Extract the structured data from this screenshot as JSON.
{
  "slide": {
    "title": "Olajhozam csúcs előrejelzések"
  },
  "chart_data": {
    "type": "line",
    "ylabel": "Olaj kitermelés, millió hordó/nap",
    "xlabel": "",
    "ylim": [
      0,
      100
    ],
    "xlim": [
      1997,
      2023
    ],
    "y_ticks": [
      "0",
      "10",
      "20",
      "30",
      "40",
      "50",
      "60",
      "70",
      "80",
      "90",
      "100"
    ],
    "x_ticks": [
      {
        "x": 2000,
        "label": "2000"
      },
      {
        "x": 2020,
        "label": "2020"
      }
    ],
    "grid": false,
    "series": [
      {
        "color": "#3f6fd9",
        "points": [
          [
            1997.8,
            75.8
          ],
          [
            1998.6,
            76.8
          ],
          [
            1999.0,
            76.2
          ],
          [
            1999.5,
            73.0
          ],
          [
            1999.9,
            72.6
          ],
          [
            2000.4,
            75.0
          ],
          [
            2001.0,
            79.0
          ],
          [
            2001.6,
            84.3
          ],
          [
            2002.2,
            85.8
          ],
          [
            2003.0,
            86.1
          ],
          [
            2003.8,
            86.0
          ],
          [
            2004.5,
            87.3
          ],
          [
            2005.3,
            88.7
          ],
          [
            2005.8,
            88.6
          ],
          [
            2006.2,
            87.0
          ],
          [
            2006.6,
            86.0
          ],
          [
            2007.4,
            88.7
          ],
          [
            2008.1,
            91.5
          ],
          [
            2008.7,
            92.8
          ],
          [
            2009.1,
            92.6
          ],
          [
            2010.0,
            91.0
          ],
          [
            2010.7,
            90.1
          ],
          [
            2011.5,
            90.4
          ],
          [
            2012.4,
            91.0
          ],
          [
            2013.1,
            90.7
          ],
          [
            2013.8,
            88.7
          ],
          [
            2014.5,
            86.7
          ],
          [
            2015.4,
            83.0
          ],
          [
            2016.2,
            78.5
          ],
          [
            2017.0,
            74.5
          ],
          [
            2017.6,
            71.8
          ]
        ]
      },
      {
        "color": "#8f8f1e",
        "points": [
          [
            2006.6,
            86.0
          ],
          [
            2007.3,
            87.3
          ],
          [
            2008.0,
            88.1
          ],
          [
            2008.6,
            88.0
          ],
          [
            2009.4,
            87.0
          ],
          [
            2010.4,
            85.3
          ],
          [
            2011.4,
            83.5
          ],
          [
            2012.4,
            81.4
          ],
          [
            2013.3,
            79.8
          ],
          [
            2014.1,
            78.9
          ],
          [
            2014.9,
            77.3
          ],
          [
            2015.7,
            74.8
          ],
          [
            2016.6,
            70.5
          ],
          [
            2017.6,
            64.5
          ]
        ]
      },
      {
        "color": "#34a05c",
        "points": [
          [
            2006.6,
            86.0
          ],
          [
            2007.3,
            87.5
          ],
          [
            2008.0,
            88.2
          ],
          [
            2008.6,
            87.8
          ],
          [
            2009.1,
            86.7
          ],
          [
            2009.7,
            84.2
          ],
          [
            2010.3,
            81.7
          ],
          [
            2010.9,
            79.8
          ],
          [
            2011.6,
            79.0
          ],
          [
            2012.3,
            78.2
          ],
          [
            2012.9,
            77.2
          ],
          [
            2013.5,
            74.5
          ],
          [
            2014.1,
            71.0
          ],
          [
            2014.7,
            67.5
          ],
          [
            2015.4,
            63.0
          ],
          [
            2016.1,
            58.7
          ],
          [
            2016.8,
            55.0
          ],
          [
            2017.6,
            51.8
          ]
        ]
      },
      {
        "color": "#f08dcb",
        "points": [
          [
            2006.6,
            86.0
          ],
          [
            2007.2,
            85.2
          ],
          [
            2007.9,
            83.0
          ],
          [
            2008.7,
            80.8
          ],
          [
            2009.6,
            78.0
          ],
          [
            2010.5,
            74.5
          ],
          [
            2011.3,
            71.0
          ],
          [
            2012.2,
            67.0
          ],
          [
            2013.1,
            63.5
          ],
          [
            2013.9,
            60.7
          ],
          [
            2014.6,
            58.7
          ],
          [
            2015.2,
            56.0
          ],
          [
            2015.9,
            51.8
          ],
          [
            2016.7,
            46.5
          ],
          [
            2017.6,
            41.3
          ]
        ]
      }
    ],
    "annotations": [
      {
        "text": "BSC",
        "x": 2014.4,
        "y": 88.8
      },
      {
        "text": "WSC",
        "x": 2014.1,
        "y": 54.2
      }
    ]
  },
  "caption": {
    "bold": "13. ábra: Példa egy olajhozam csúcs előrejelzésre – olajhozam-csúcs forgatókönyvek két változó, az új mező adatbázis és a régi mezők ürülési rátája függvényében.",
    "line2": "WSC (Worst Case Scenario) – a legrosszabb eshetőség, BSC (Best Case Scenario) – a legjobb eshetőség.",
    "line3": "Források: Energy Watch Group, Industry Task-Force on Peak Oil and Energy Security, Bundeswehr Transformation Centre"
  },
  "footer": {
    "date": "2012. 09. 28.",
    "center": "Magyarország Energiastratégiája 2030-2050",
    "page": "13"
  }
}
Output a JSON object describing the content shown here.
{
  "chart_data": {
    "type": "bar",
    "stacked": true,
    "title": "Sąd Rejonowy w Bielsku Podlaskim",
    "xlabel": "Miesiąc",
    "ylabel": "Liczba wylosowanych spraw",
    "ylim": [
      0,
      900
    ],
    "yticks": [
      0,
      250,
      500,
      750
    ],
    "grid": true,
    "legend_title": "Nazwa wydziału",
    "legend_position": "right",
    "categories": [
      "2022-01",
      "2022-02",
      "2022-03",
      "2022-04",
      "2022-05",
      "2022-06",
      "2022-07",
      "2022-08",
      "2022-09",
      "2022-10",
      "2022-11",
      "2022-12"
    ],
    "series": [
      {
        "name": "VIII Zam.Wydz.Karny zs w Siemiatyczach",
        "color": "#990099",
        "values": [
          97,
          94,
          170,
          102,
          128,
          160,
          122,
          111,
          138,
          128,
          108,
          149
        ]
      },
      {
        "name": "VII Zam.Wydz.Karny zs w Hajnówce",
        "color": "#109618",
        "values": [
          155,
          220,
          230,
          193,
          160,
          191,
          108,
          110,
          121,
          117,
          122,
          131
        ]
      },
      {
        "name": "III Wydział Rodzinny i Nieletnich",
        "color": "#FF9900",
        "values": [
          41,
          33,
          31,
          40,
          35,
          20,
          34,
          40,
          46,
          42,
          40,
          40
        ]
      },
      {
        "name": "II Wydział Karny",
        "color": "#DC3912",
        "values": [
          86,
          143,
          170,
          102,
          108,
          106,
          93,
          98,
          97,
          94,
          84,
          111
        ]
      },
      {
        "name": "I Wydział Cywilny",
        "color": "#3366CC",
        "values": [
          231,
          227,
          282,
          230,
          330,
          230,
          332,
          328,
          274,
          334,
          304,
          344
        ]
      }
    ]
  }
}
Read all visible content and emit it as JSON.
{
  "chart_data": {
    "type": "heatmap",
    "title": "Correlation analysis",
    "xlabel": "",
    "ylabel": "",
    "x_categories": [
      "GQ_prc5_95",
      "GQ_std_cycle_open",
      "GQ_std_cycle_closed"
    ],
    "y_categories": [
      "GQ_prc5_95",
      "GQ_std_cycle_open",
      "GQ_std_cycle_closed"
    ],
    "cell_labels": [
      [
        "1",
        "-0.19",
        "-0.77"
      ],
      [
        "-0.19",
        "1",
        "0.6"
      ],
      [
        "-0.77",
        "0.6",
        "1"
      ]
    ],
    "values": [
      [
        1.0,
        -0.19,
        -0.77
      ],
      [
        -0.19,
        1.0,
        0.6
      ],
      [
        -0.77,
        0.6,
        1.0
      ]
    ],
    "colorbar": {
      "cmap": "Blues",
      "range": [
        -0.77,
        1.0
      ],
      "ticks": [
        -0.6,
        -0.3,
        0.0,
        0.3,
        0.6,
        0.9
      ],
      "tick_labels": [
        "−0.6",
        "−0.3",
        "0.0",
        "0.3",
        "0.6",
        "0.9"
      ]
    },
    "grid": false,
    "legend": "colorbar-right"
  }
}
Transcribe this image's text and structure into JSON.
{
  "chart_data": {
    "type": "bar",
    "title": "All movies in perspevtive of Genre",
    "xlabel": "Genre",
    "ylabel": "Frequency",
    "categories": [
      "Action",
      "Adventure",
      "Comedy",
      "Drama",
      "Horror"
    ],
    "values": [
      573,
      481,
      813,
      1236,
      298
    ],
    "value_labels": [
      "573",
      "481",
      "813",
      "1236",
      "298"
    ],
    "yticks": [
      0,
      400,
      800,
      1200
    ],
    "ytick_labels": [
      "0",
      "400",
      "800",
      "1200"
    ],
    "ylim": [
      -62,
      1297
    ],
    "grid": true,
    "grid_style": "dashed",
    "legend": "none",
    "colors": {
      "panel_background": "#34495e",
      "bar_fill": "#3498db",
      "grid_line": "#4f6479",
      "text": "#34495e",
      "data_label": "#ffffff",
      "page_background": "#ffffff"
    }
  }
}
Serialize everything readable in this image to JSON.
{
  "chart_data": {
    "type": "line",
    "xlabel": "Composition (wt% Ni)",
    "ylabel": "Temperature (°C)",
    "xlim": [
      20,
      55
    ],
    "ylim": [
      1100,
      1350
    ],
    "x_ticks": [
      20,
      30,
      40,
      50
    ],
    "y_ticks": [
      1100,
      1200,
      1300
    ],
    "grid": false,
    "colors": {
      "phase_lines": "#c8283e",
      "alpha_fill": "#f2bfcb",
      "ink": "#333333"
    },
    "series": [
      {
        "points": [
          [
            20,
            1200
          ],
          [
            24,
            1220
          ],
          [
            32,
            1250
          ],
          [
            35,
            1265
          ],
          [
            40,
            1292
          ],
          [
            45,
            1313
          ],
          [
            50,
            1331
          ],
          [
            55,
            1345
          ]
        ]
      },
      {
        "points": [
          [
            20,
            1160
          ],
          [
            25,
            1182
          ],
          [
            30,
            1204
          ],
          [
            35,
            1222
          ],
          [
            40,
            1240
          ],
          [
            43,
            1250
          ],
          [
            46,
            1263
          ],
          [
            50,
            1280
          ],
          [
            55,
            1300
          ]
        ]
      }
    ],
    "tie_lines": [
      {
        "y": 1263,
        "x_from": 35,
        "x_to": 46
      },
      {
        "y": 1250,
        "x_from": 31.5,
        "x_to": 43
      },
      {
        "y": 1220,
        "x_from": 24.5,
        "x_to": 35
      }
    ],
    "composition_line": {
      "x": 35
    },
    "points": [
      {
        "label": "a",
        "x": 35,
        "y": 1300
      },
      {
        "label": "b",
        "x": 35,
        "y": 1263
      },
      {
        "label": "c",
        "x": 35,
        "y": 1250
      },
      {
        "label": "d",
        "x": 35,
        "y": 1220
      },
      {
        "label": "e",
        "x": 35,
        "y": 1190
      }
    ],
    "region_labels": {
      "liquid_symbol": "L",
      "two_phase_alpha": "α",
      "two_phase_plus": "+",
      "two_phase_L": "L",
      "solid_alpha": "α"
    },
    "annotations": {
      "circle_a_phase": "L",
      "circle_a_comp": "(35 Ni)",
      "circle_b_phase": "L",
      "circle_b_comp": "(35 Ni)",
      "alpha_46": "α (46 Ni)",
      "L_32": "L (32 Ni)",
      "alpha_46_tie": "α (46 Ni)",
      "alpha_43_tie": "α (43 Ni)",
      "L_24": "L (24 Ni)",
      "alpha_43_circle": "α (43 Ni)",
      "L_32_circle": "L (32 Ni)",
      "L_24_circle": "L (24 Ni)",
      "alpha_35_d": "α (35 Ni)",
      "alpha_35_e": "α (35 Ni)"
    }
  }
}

+ + + +

*What the exercise asks*:
Using the listing above, return all lines where the word "text" occurs.

*Solution for this task*:
        "text": "BSC",
        "text": "WSC",
Transcribe this image's text and structure into JSON.
      "text": "#34495e",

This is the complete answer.